• [EXERCISE BRIEF]: Leave out every picture, and output exactly the lines from the line containing "Reverse-engineer this chart into JSON." through the last line of the data.

• [DATA PROVIDED]:
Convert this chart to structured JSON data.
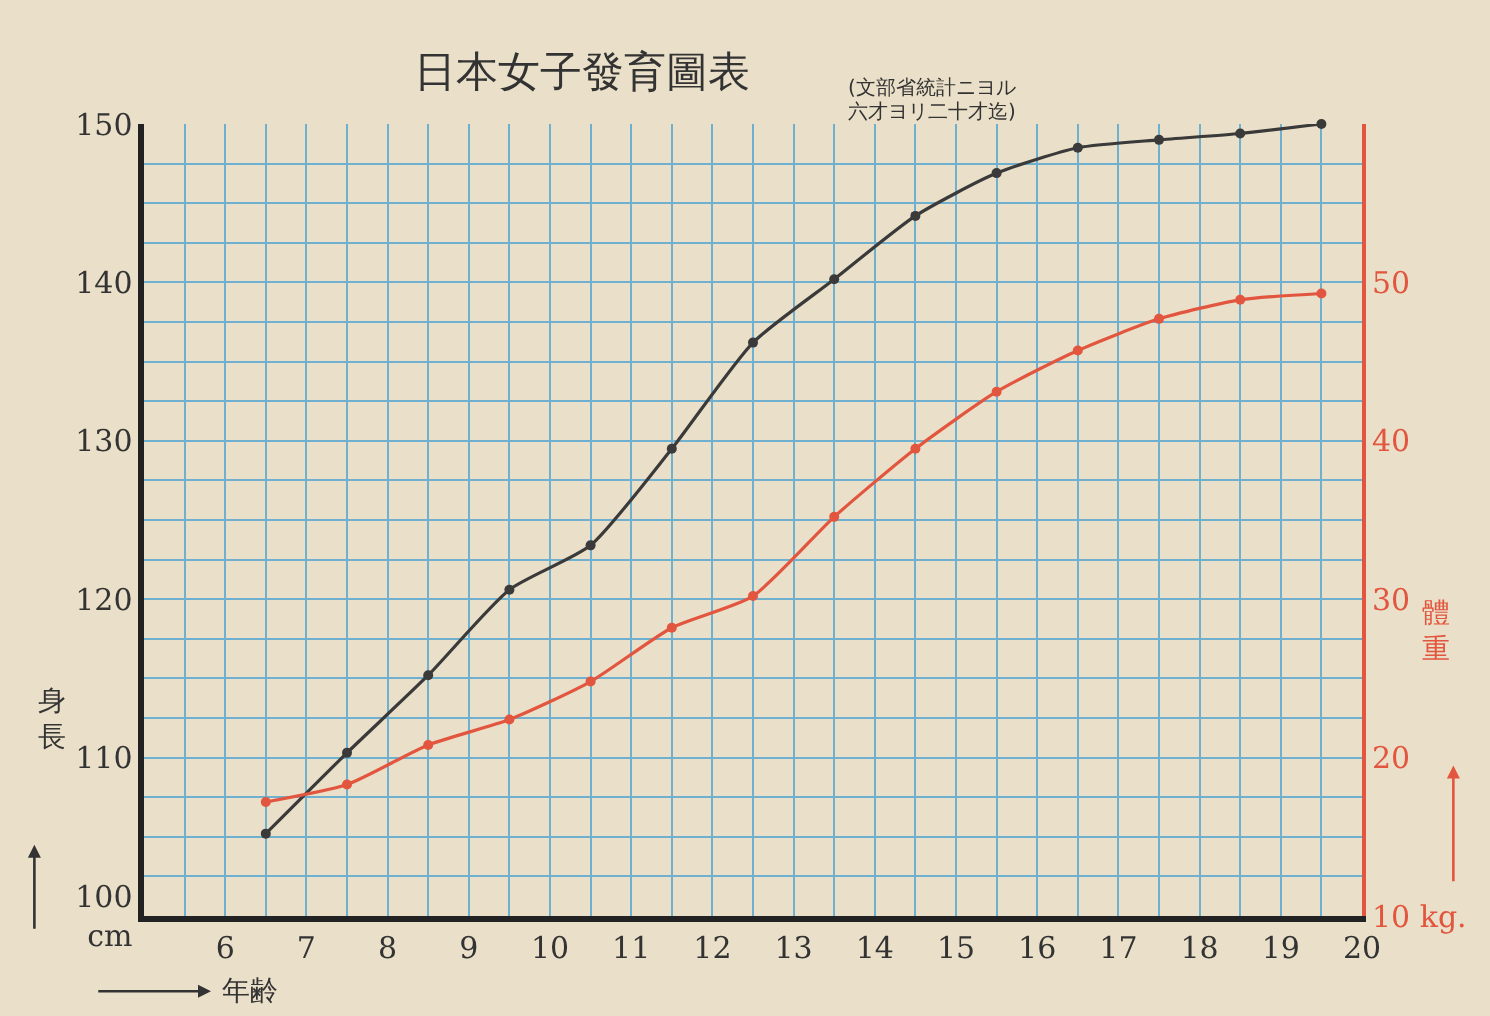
{
  "chart_data": {
    "type": "line",
    "title": "日本女子發育圖表",
    "subtitle": "(文部省統計ニヨル",
    "annotations": [
      "六才ヨリ二十才迄)"
    ],
    "xlabel": "年齢",
    "ylabel": "身長",
    "y2label": "體重",
    "x": [
      6.5,
      7.5,
      8.5,
      9.5,
      10.5,
      11.5,
      12.5,
      13.5,
      14.5,
      15.5,
      16.5,
      17.5,
      18.5,
      19.5
    ],
    "series": [
      {
        "color": "#3a3a3a",
        "values": [
          105.2,
          110.3,
          115.2,
          120.6,
          123.4,
          129.5,
          136.2,
          140.2,
          144.2,
          146.9,
          148.5,
          149,
          149.4,
          150
        ]
      },
      {
        "color": "#e2553f",
        "axis": "y2",
        "values": [
          17.2,
          18.3,
          20.8,
          22.4,
          24.8,
          28.2,
          30.2,
          35.2,
          39.5,
          43.1,
          45.7,
          47.7,
          48.9,
          49.3
        ]
      }
    ],
    "xlim": [
      5,
      20
    ],
    "xticks": [
      6,
      7,
      8,
      9,
      10,
      11,
      12,
      13,
      14,
      15,
      16,
      17,
      18,
      19,
      20
    ],
    "ylim": [
      100,
      150
    ],
    "yticks": [
      {
        "value": 100,
        "label": "100\ncm"
      },
      110,
      120,
      130,
      140,
      150
    ],
    "y2lim": [
      10,
      60
    ],
    "y2ticks": [
      {
        "value": 10,
        "label": "10 kg."
      },
      20,
      30,
      40,
      50
    ],
    "grid": true,
    "marker": "circle",
    "line_style": "solid"
  }
}
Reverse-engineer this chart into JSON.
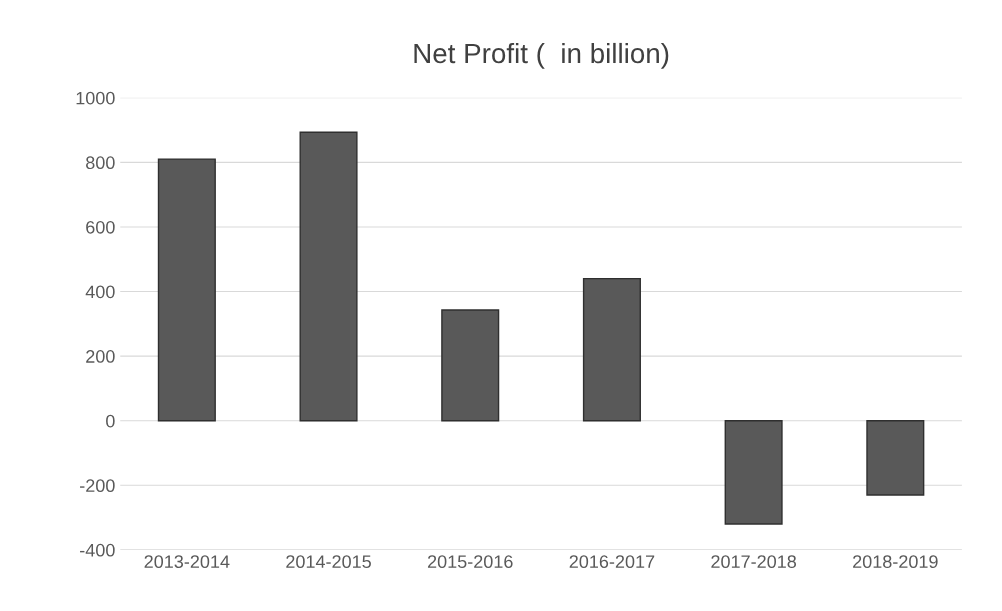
{
  "chart_data": {
    "type": "bar",
    "title": "Net Profit (  in billion)",
    "categories": [
      "2013-2014",
      "2014-2015",
      "2015-2016",
      "2016-2017",
      "2017-2018",
      "2018-2019"
    ],
    "values": [
      810,
      893,
      343,
      440,
      -320,
      -230
    ],
    "color": "#595959",
    "ylim": [
      -400,
      1000
    ],
    "yticks": [
      -400,
      -200,
      0,
      200,
      400,
      600,
      800,
      1000
    ],
    "grid": "y"
  }
}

• [PROBLEM SOLUTION]:
Reverse-engineer this chart into JSON.
{
  "chart_data": {
    "type": "bar",
    "title": "Net Profit (  in billion)",
    "categories": [
      "2013-2014",
      "2014-2015",
      "2015-2016",
      "2016-2017",
      "2017-2018",
      "2018-2019"
    ],
    "values": [
      810,
      893,
      343,
      440,
      -320,
      -230
    ],
    "color": "#595959",
    "ylim": [
      -400,
      1000
    ],
    "yticks": [
      -400,
      -200,
      0,
      200,
      400,
      600,
      800,
      1000
    ],
    "grid": "y"
  }
}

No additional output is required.